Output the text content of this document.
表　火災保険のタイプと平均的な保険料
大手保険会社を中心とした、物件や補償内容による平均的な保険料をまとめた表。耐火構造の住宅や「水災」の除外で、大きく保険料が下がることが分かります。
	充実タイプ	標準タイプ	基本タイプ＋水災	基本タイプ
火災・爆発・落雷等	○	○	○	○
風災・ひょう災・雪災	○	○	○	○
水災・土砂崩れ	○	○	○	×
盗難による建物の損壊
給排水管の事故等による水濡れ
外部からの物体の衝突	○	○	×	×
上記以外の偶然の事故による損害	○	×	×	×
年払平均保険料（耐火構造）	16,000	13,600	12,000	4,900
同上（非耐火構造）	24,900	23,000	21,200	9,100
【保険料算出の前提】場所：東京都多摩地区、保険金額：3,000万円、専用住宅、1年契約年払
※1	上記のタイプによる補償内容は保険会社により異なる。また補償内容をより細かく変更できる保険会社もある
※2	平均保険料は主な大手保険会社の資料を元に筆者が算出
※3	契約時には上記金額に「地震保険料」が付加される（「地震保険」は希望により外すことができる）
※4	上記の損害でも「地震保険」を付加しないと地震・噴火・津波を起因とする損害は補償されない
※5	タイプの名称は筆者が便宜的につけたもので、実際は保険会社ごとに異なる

= = =

#### [To be done]
Quote every entry exactly.

#### [Output for this task]
Output the text content of this document.
表　火災保険のタイプと平均的な保険料
大手保険会社を中心とした、物件や補償内容による平均的な保険料をまとめた表。耐火構造の住宅や「水災」の除外で、大きく保険料が下がることが分かります。
	充実タイプ	標準タイプ	基本タイプ＋水災	基本タイプ
火災・爆発・落雷等	○	○	○	○
風災・ひょう災・雪災	○	○	○	○
水災・土砂崩れ	○	○	○	×
盗難による建物の損壊
給排水管の事故等による水濡れ
外部からの物体の衝突	○	○	×	×
上記以外の偶然の事故による損害	○	×	×	×
年払平均保険料（耐火構造）	16,000	13,600	12,000	4,900
同上（非耐火構造）	24,900	23,000	21,200	9,100
【保険料算出の前提】場所：東京都多摩地区、保険金額：3,000万円、専用住宅、1年契約年払
※1	上記のタイプによる補償内容は保険会社により異なる。また補償内容をより細かく変更できる保険会社もある
※2	平均保険料は主な大手保険会社の資料を元に筆者が算出
※3	契約時には上記金額に「地震保険料」が付加される（「地震保険」は希望により外すことができる）
※4	上記の損害でも「地震保険」を付加しないと地震・噴火・津波を起因とする損害は補償されない
※5	タイプの名称は筆者が便宜的につけたもので、実際は保険会社ごとに異なる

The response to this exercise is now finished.